++++ SUPPLIED DATA ++++
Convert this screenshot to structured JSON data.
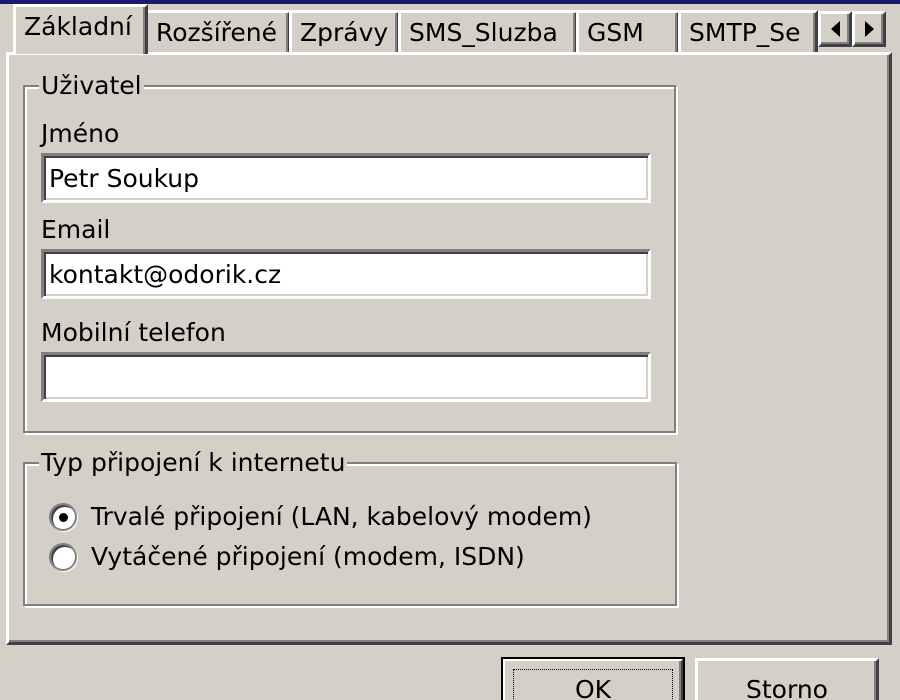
{
  "tabs": {
    "items": [
      {
        "label": "Základní",
        "active": true
      },
      {
        "label": "Rozšířené",
        "active": false
      },
      {
        "label": "Zprávy",
        "active": false
      },
      {
        "label": "SMS_Sluzba",
        "active": false
      },
      {
        "label": "GSM",
        "active": false
      },
      {
        "label": "SMTP_Se",
        "active": false
      }
    ],
    "scroll_left_icon": "arrow-left-icon",
    "scroll_right_icon": "arrow-right-icon"
  },
  "user_group": {
    "legend": "Uživatel",
    "name_label": "Jméno",
    "name_value": "Petr Soukup",
    "email_label": "Email",
    "email_value": "kontakt@odorik.cz",
    "phone_label": "Mobilní telefon",
    "phone_value": ""
  },
  "connection_group": {
    "legend": "Typ připojení k internetu",
    "options": [
      {
        "label": "Trvalé připojení (LAN, kabelový modem)",
        "checked": true
      },
      {
        "label": "Vytáčené připojení (modem, ISDN)",
        "checked": false
      }
    ]
  },
  "buttons": {
    "ok_label": "OK",
    "cancel_label": "Storno"
  },
  "colors": {
    "face": "#d4d0c8",
    "highlight": "#ffffff",
    "shadow": "#808080",
    "dark_shadow": "#404040",
    "title_strip": "#1a1a6c"
  }
}
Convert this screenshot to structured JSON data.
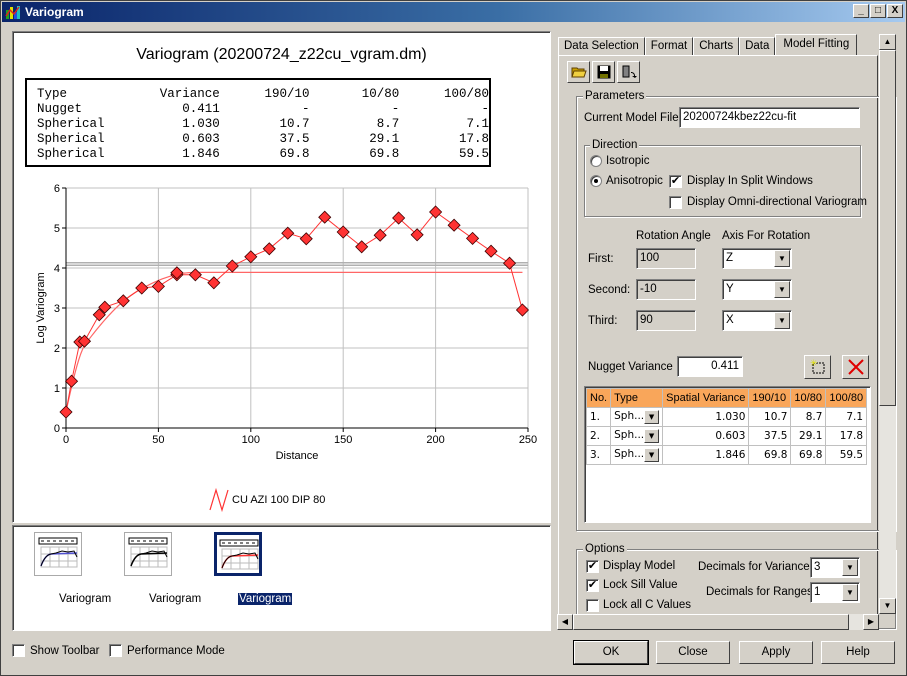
{
  "window": {
    "title": "Variogram",
    "icon": "chart-app-icon",
    "controls": [
      "minimize",
      "maximize",
      "close"
    ]
  },
  "chart": {
    "title": "Variogram (20200724_z22cu_vgram.dm)",
    "summary_table": {
      "headers": [
        "Type",
        "Variance",
        "190/10",
        "10/80",
        "100/80"
      ],
      "rows": [
        [
          "Nugget",
          "0.411",
          "-",
          "-",
          "-"
        ],
        [
          "Spherical",
          "1.030",
          "10.7",
          "8.7",
          "7.1"
        ],
        [
          "Spherical",
          "0.603",
          "37.5",
          "29.1",
          "17.8"
        ],
        [
          "Spherical",
          "1.846",
          "69.8",
          "69.8",
          "59.5"
        ]
      ]
    }
  },
  "chart_data": {
    "type": "line",
    "title": "Variogram (20200724_z22cu_vgram.dm)",
    "xlabel": "Distance",
    "ylabel": "Log Variogram",
    "xlim": [
      0,
      250
    ],
    "ylim": [
      0,
      6
    ],
    "xticks": [
      0,
      50,
      100,
      150,
      200,
      250
    ],
    "yticks": [
      0,
      1,
      2,
      3,
      4,
      5,
      6
    ],
    "grid": true,
    "legend": {
      "placement": "bottom-center",
      "entries": [
        "CU AZI 100 DIP 80"
      ]
    },
    "sill_lines": [
      4.07,
      4.13
    ],
    "series": [
      {
        "name": "CU AZI 100 DIP 80",
        "color": "#ff3333",
        "marker": "diamond",
        "x": [
          0,
          3,
          7.5,
          10,
          18,
          21,
          31,
          41,
          50,
          60,
          70,
          80,
          90,
          100,
          110,
          120,
          130,
          140,
          150,
          160,
          170,
          180,
          190,
          200,
          210,
          220,
          230,
          240,
          247
        ],
        "y": [
          0.4,
          1.17,
          2.15,
          2.17,
          2.83,
          3.02,
          3.18,
          3.5,
          3.54,
          3.83,
          3.83,
          3.63,
          4.05,
          4.28,
          4.48,
          4.87,
          4.73,
          5.27,
          4.9,
          4.53,
          4.82,
          5.25,
          4.83,
          5.4,
          5.07,
          4.74,
          4.42,
          4.12,
          2.95
        ]
      },
      {
        "name": "model",
        "color": "#ff6666",
        "model": {
          "nugget": 0.411,
          "structures": [
            {
              "type": "spherical",
              "c": 1.03,
              "range": 10.7
            },
            {
              "type": "spherical",
              "c": 0.603,
              "range": 37.5
            },
            {
              "type": "spherical",
              "c": 1.846,
              "range": 69.8
            }
          ]
        },
        "x_end": 250
      }
    ],
    "extra_points": [
      {
        "x": 60,
        "y": 3.88
      }
    ]
  },
  "thumbnails": [
    {
      "label": "Variogram",
      "selected": false,
      "accent": "#5050d0"
    },
    {
      "label": "Variogram",
      "selected": false,
      "accent": "#000000"
    },
    {
      "label": "Variogram",
      "selected": true,
      "accent": "#ff3333"
    }
  ],
  "bottom_options": {
    "show_toolbar": {
      "label": "Show Toolbar",
      "checked": false
    },
    "performance_mode": {
      "label": "Performance Mode",
      "checked": false
    }
  },
  "tabs": [
    {
      "label": "Data Selection",
      "active": false
    },
    {
      "label": "Format",
      "active": false
    },
    {
      "label": "Charts",
      "active": false
    },
    {
      "label": "Data",
      "active": false
    },
    {
      "label": "Model Fitting",
      "active": true
    }
  ],
  "toolbar": {
    "open": "open-folder-icon",
    "save": "save-icon",
    "export": "export-icon"
  },
  "parameters": {
    "group_label": "Parameters",
    "model_file_label": "Current Model File :",
    "model_file_value": "20200724kbez22cu-fit",
    "direction": {
      "group_label": "Direction",
      "isotropic": {
        "label": "Isotropic",
        "selected": false
      },
      "anisotropic": {
        "label": "Anisotropic",
        "selected": true
      },
      "split_windows": {
        "label": "Display In Split Windows",
        "checked": true
      },
      "omni": {
        "label": "Display Omni-directional Variogram",
        "checked": false
      }
    },
    "rotation": {
      "angle_header": "Rotation Angle",
      "axis_header": "Axis For Rotation",
      "rows": [
        {
          "label": "First:",
          "angle": "100",
          "axis": "Z"
        },
        {
          "label": "Second:",
          "angle": "-10",
          "axis": "Y"
        },
        {
          "label": "Third:",
          "angle": "90",
          "axis": "X"
        }
      ]
    },
    "nugget_label": "Nugget Variance :",
    "nugget_value": "0.411",
    "structures": {
      "headers": [
        "No.",
        "Type",
        "Spatial Variance",
        "190/10",
        "10/80",
        "100/80"
      ],
      "rows": [
        [
          "1.",
          "Sph...",
          "1.030",
          "10.7",
          "8.7",
          "7.1"
        ],
        [
          "2.",
          "Sph...",
          "0.603",
          "37.5",
          "29.1",
          "17.8"
        ],
        [
          "3.",
          "Sph...",
          "1.846",
          "69.8",
          "69.8",
          "59.5"
        ]
      ]
    }
  },
  "options": {
    "group_label": "Options",
    "display_model": {
      "label": "Display Model",
      "checked": true
    },
    "lock_sill": {
      "label": "Lock Sill Value",
      "checked": true
    },
    "lock_c": {
      "label": "Lock all C Values",
      "checked": false
    },
    "dec_variances_label": "Decimals for Variances",
    "dec_variances_value": "3",
    "dec_ranges_label": "Decimals for Ranges",
    "dec_ranges_value": "1"
  },
  "buttons": {
    "ok": "OK",
    "close": "Close",
    "apply": "Apply",
    "help": "Help"
  }
}
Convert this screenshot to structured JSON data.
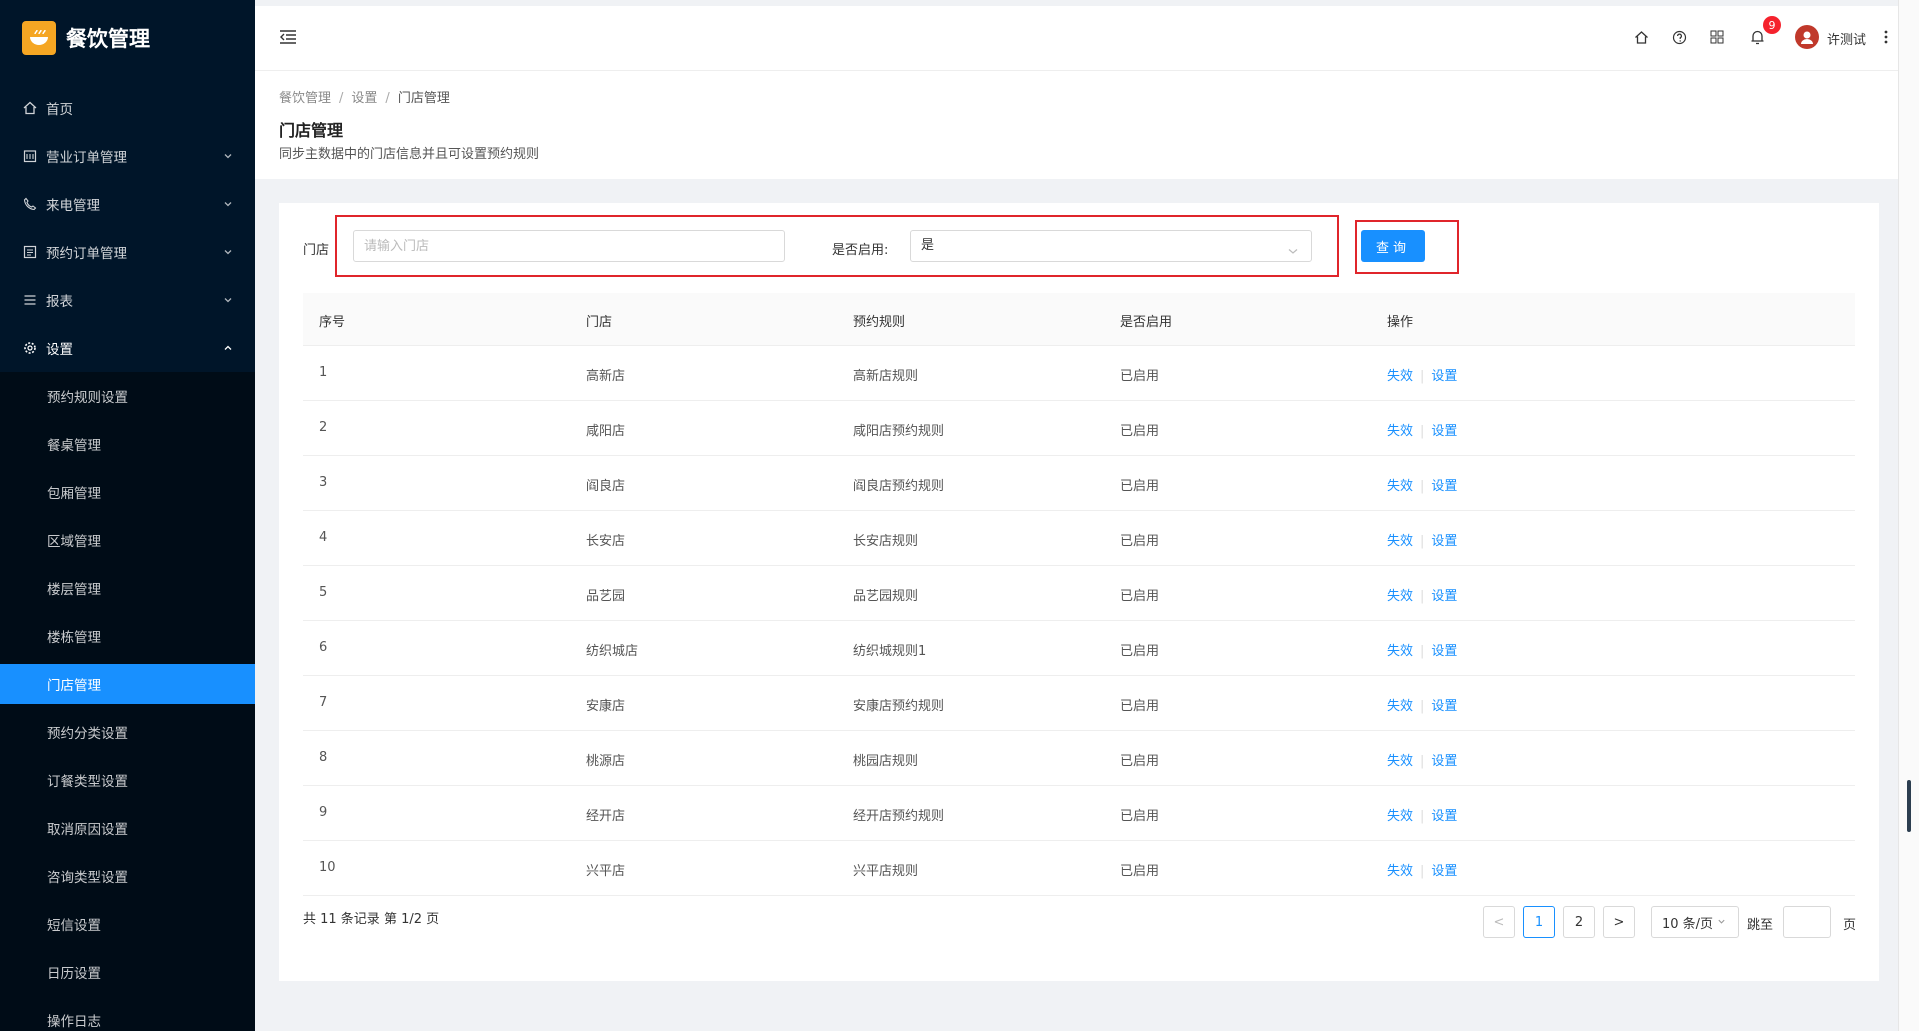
{
  "app": {
    "title": "餐饮管理"
  },
  "sidebar": {
    "top_items": [
      {
        "label": "首页"
      },
      {
        "label": "营业订单管理"
      },
      {
        "label": "来电管理"
      },
      {
        "label": "预约订单管理"
      },
      {
        "label": "报表"
      },
      {
        "label": "设置"
      }
    ],
    "sub_items": [
      {
        "label": "预约规则设置"
      },
      {
        "label": "餐桌管理"
      },
      {
        "label": "包厢管理"
      },
      {
        "label": "区域管理"
      },
      {
        "label": "楼层管理"
      },
      {
        "label": "楼栋管理"
      },
      {
        "label": "门店管理"
      },
      {
        "label": "预约分类设置"
      },
      {
        "label": "订餐类型设置"
      },
      {
        "label": "取消原因设置"
      },
      {
        "label": "咨询类型设置"
      },
      {
        "label": "短信设置"
      },
      {
        "label": "日历设置"
      },
      {
        "label": "操作日志"
      }
    ]
  },
  "header": {
    "notification_count": "9",
    "username": "许测试"
  },
  "breadcrumb": [
    "餐饮管理",
    "设置",
    "门店管理"
  ],
  "page": {
    "title": "门店管理",
    "subtitle": "同步主数据中的门店信息并且可设置预约规则"
  },
  "filter": {
    "store_label": "门店",
    "store_placeholder": "请输入门店",
    "enabled_label": "是否启用:",
    "enabled_value": "是",
    "query_button": "查询"
  },
  "table": {
    "headers": [
      "序号",
      "门店",
      "预约规则",
      "是否启用",
      "操作"
    ],
    "action_disable": "失效",
    "action_settings": "设置",
    "rows": [
      {
        "no": "1",
        "store": "高新店",
        "rule": "高新店规则",
        "enabled": "已启用"
      },
      {
        "no": "2",
        "store": "咸阳店",
        "rule": "咸阳店预约规则",
        "enabled": "已启用"
      },
      {
        "no": "3",
        "store": "阎良店",
        "rule": "阎良店预约规则",
        "enabled": "已启用"
      },
      {
        "no": "4",
        "store": "长安店",
        "rule": "长安店规则",
        "enabled": "已启用"
      },
      {
        "no": "5",
        "store": "品艺园",
        "rule": "品艺园规则",
        "enabled": "已启用"
      },
      {
        "no": "6",
        "store": "纺织城店",
        "rule": "纺织城规则1",
        "enabled": "已启用"
      },
      {
        "no": "7",
        "store": "安康店",
        "rule": "安康店预约规则",
        "enabled": "已启用"
      },
      {
        "no": "8",
        "store": "桃源店",
        "rule": "桃园店规则",
        "enabled": "已启用"
      },
      {
        "no": "9",
        "store": "经开店",
        "rule": "经开店预约规则",
        "enabled": "已启用"
      },
      {
        "no": "10",
        "store": "兴平店",
        "rule": "兴平店规则",
        "enabled": "已启用"
      }
    ]
  },
  "pagination": {
    "summary": "共 11 条记录 第 1/2 页",
    "prev": "<",
    "next": ">",
    "pages": [
      "1",
      "2"
    ],
    "page_size": "10 条/页",
    "jump_label": "跳至",
    "page_unit": "页"
  }
}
++++
(WHAT IS BEING ASKED): Gather each line of the listing containing the word "legend" and show it.

(RESULT FOR THIS EXERCISE):
    "legend": "Uživatel",
    "legend": "Typ připojení k internetu",
    "legend": {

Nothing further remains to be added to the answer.